Skip the pictures. Transcribe the rest of the data below without changing a word.

--- begin DATASET ---

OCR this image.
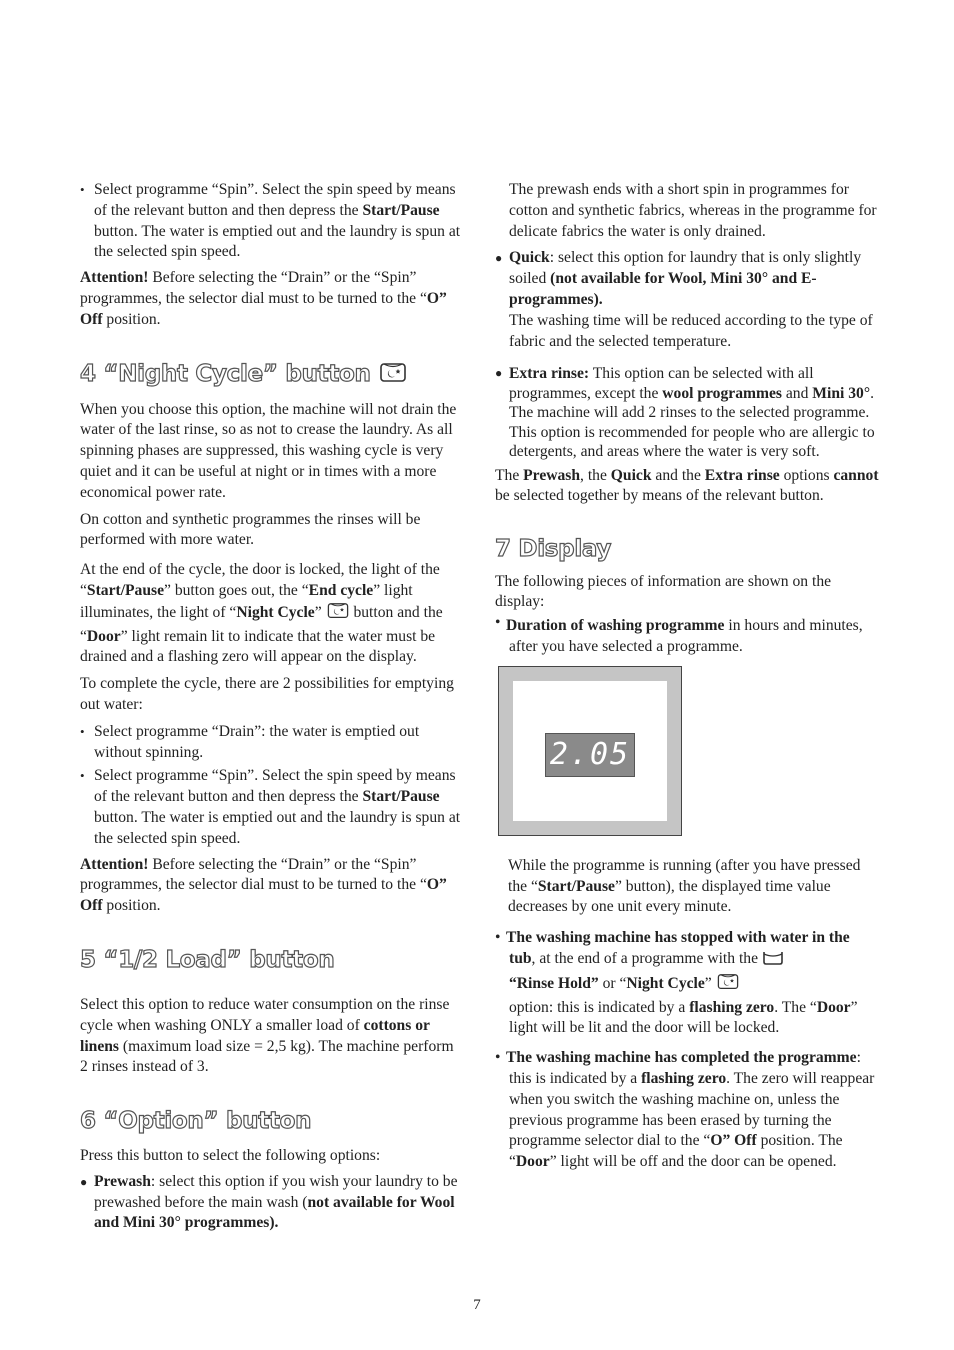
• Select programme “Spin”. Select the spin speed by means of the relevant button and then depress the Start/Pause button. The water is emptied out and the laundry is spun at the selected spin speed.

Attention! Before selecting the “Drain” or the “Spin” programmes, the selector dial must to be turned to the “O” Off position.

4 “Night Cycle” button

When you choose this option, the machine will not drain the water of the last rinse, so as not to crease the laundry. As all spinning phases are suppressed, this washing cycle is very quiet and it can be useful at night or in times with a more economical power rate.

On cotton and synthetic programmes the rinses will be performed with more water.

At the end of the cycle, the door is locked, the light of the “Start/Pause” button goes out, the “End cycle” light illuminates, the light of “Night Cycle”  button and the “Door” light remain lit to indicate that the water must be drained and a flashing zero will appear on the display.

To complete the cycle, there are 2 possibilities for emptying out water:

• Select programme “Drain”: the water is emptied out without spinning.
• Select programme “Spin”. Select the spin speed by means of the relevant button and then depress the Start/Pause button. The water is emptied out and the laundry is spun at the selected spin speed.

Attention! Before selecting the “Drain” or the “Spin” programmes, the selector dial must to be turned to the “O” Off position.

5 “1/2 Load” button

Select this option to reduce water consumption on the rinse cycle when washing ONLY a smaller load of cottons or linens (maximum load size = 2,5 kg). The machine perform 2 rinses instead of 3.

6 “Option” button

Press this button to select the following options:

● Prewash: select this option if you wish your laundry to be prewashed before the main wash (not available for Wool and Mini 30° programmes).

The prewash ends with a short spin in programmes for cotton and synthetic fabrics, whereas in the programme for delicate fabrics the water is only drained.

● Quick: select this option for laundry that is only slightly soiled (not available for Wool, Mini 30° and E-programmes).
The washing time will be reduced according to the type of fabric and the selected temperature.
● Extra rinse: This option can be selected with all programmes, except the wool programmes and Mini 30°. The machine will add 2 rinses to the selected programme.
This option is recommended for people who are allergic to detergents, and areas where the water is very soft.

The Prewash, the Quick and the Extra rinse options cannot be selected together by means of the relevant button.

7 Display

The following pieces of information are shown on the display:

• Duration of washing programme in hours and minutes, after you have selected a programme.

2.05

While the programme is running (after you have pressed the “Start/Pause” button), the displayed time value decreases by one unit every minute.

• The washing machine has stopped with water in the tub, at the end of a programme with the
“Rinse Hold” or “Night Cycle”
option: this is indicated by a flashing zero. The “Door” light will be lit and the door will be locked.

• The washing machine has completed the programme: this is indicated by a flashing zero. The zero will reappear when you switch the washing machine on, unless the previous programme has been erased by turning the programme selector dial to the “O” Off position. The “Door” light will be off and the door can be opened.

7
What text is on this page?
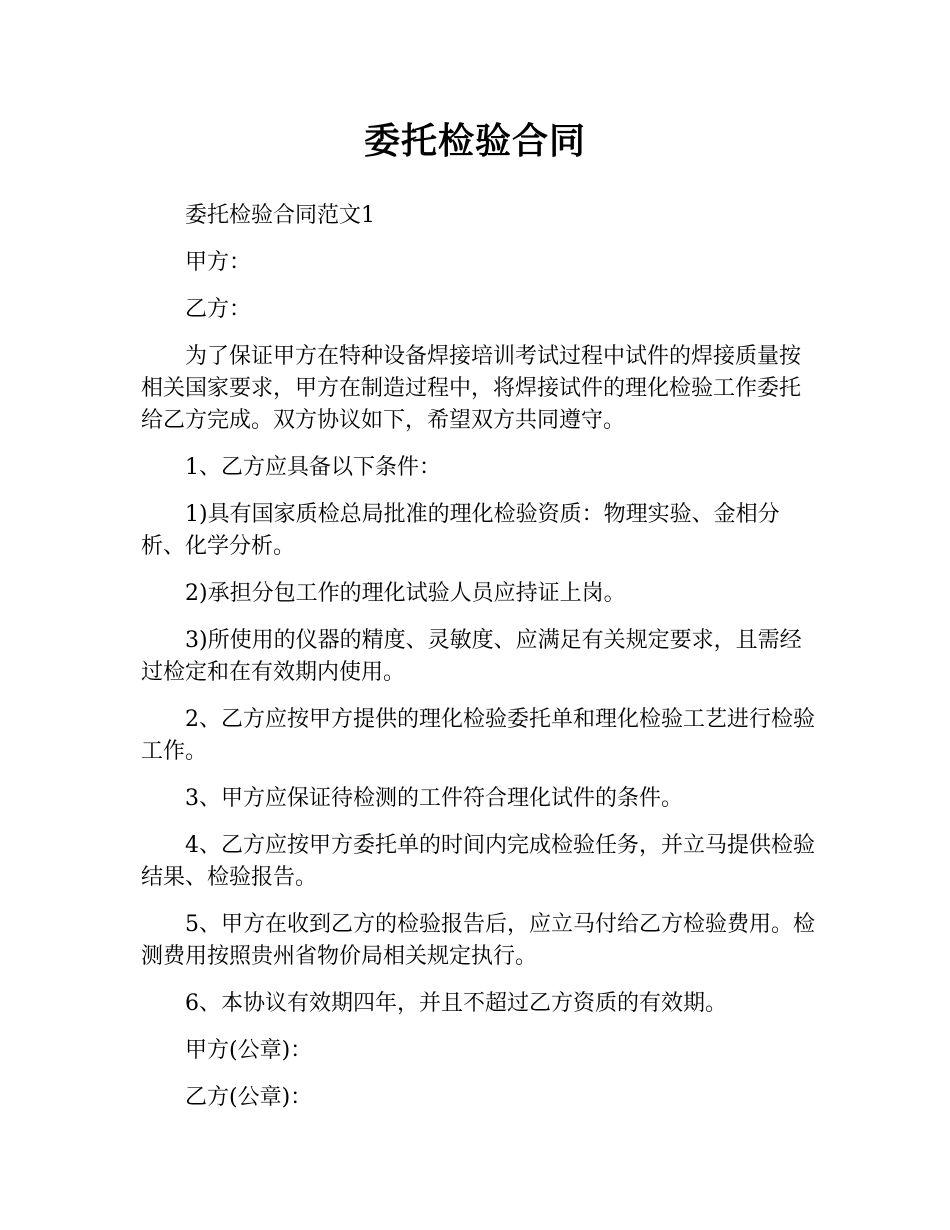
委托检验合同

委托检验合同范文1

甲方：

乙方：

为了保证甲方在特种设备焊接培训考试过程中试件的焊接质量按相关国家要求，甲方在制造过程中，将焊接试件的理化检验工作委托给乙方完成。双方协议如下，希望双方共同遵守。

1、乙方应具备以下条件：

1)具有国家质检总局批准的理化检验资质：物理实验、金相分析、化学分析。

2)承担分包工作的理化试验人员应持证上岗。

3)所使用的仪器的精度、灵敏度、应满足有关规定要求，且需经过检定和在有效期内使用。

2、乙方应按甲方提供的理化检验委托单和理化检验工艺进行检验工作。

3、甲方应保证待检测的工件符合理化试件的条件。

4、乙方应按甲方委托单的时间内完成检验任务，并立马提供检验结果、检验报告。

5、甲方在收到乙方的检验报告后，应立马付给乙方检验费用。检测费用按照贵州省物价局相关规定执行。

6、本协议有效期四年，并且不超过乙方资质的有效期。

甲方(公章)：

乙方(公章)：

--- end DATASET ---

THE RESPONSE:
OCR this image.
• Select programme “Spin”. Select the spin speed by means of the relevant button and then depress the Start/Pause button. The water is emptied out and the laundry is spun at the selected spin speed.

Attention! Before selecting the “Drain” or the “Spin” programmes, the selector dial must to be turned to the “O” Off position.

4 “Night Cycle” button

When you choose this option, the machine will not drain the water of the last rinse, so as not to crease the laundry. As all spinning phases are suppressed, this washing cycle is very quiet and it can be useful at night or in times with a more economical power rate.

On cotton and synthetic programmes the rinses will be performed with more water.

At the end of the cycle, the door is locked, the light of the “Start/Pause” button goes out, the “End cycle” light illuminates, the light of “Night Cycle”  button and the “Door” light remain lit to indicate that the water must be drained and a flashing zero will appear on the display.

To complete the cycle, there are 2 possibilities for emptying out water:

• Select programme “Drain”: the water is emptied out without spinning.
• Select programme “Spin”. Select the spin speed by means of the relevant button and then depress the Start/Pause button. The water is emptied out and the laundry is spun at the selected spin speed.

Attention! Before selecting the “Drain” or the “Spin” programmes, the selector dial must to be turned to the “O” Off position.

5 “1/2 Load” button

Select this option to reduce water consumption on the rinse cycle when washing ONLY a smaller load of cottons or linens (maximum load size = 2,5 kg). The machine perform 2 rinses instead of 3.

6 “Option” button

Press this button to select the following options:

● Prewash: select this option if you wish your laundry to be prewashed before the main wash (not available for Wool and Mini 30° programmes).

The prewash ends with a short spin in programmes for cotton and synthetic fabrics, whereas in the programme for delicate fabrics the water is only drained.

● Quick: select this option for laundry that is only slightly soiled (not available for Wool, Mini 30° and E-programmes).
The washing time will be reduced according to the type of fabric and the selected temperature.
● Extra rinse: This option can be selected with all programmes, except the wool programmes and Mini 30°. The machine will add 2 rinses to the selected programme.
This option is recommended for people who are allergic to detergents, and areas where the water is very soft.

The Prewash, the Quick and the Extra rinse options cannot be selected together by means of the relevant button.

7 Display

The following pieces of information are shown on the display:

• Duration of washing programme in hours and minutes, after you have selected a programme.

2.05

While the programme is running (after you have pressed the “Start/Pause” button), the displayed time value decreases by one unit every minute.

• The washing machine has stopped with water in the tub, at the end of a programme with the
“Rinse Hold” or “Night Cycle”
option: this is indicated by a flashing zero. The “Door” light will be lit and the door will be locked.

• The washing machine has completed the programme: this is indicated by a flashing zero. The zero will reappear when you switch the washing machine on, unless the previous programme has been erased by turning the programme selector dial to the “O” Off position. The “Door” light will be off and the door can be opened.

7
What text is on this page?
委托检验合同

委托检验合同范文1

甲方：

乙方：

为了保证甲方在特种设备焊接培训考试过程中试件的焊接质量按相关国家要求，甲方在制造过程中，将焊接试件的理化检验工作委托给乙方完成。双方协议如下，希望双方共同遵守。

1、乙方应具备以下条件：

1)具有国家质检总局批准的理化检验资质：物理实验、金相分析、化学分析。

2)承担分包工作的理化试验人员应持证上岗。

3)所使用的仪器的精度、灵敏度、应满足有关规定要求，且需经过检定和在有效期内使用。

2、乙方应按甲方提供的理化检验委托单和理化检验工艺进行检验工作。

3、甲方应保证待检测的工件符合理化试件的条件。

4、乙方应按甲方委托单的时间内完成检验任务，并立马提供检验结果、检验报告。

5、甲方在收到乙方的检验报告后，应立马付给乙方检验费用。检测费用按照贵州省物价局相关规定执行。

6、本协议有效期四年，并且不超过乙方资质的有效期。

甲方(公章)：

乙方(公章)：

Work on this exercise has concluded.